- _REQUIRED TASK_: Every line of the data must be copied exactly.

Dataset items:
========================

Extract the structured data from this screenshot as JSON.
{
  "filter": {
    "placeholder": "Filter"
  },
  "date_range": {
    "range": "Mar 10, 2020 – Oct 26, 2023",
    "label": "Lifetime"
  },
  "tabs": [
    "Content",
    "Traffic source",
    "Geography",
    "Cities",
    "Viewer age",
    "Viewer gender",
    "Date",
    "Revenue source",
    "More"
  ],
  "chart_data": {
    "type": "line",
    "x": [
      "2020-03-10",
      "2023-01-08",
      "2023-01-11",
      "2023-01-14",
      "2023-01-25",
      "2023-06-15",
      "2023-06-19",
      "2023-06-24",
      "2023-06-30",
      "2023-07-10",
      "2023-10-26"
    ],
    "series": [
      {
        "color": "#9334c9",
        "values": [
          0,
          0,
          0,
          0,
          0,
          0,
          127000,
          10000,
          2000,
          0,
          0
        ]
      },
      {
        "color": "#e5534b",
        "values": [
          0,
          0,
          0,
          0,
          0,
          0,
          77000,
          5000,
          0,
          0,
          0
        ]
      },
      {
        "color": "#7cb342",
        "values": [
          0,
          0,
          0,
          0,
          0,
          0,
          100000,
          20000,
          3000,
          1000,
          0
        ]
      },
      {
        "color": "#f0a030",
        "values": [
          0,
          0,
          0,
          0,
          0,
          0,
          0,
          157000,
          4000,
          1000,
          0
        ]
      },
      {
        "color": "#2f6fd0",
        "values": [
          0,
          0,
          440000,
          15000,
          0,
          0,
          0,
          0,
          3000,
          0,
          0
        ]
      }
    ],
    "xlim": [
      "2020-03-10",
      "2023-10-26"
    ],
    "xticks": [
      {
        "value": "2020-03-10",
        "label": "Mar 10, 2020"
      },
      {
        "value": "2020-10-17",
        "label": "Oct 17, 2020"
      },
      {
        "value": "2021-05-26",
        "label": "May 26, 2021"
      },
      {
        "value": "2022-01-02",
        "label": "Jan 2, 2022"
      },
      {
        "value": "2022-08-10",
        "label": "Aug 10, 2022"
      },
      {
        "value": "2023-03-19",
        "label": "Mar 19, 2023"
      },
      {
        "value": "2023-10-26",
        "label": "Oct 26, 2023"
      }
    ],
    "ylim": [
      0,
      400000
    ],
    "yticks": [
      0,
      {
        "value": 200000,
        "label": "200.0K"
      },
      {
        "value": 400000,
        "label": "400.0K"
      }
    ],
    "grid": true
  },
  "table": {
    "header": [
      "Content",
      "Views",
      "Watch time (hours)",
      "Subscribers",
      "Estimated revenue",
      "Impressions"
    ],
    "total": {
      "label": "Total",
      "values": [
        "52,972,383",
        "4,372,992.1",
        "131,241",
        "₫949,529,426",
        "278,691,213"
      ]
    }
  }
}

========================

- _FULL OUTPUT_:
Extract the structured data from this screenshot as JSON.
{
  "filter": {
    "placeholder": "Filter"
  },
  "date_range": {
    "range": "Mar 10, 2020 – Oct 26, 2023",
    "label": "Lifetime"
  },
  "tabs": [
    "Content",
    "Traffic source",
    "Geography",
    "Cities",
    "Viewer age",
    "Viewer gender",
    "Date",
    "Revenue source",
    "More"
  ],
  "chart_data": {
    "type": "line",
    "x": [
      "2020-03-10",
      "2023-01-08",
      "2023-01-11",
      "2023-01-14",
      "2023-01-25",
      "2023-06-15",
      "2023-06-19",
      "2023-06-24",
      "2023-06-30",
      "2023-07-10",
      "2023-10-26"
    ],
    "series": [
      {
        "color": "#9334c9",
        "values": [
          0,
          0,
          0,
          0,
          0,
          0,
          127000,
          10000,
          2000,
          0,
          0
        ]
      },
      {
        "color": "#e5534b",
        "values": [
          0,
          0,
          0,
          0,
          0,
          0,
          77000,
          5000,
          0,
          0,
          0
        ]
      },
      {
        "color": "#7cb342",
        "values": [
          0,
          0,
          0,
          0,
          0,
          0,
          100000,
          20000,
          3000,
          1000,
          0
        ]
      },
      {
        "color": "#f0a030",
        "values": [
          0,
          0,
          0,
          0,
          0,
          0,
          0,
          157000,
          4000,
          1000,
          0
        ]
      },
      {
        "color": "#2f6fd0",
        "values": [
          0,
          0,
          440000,
          15000,
          0,
          0,
          0,
          0,
          3000,
          0,
          0
        ]
      }
    ],
    "xlim": [
      "2020-03-10",
      "2023-10-26"
    ],
    "xticks": [
      {
        "value": "2020-03-10",
        "label": "Mar 10, 2020"
      },
      {
        "value": "2020-10-17",
        "label": "Oct 17, 2020"
      },
      {
        "value": "2021-05-26",
        "label": "May 26, 2021"
      },
      {
        "value": "2022-01-02",
        "label": "Jan 2, 2022"
      },
      {
        "value": "2022-08-10",
        "label": "Aug 10, 2022"
      },
      {
        "value": "2023-03-19",
        "label": "Mar 19, 2023"
      },
      {
        "value": "2023-10-26",
        "label": "Oct 26, 2023"
      }
    ],
    "ylim": [
      0,
      400000
    ],
    "yticks": [
      0,
      {
        "value": 200000,
        "label": "200.0K"
      },
      {
        "value": 400000,
        "label": "400.0K"
      }
    ],
    "grid": true
  },
  "table": {
    "header": [
      "Content",
      "Views",
      "Watch time (hours)",
      "Subscribers",
      "Estimated revenue",
      "Impressions"
    ],
    "total": {
      "label": "Total",
      "values": [
        "52,972,383",
        "4,372,992.1",
        "131,241",
        "₫949,529,426",
        "278,691,213"
      ]
    }
  }
}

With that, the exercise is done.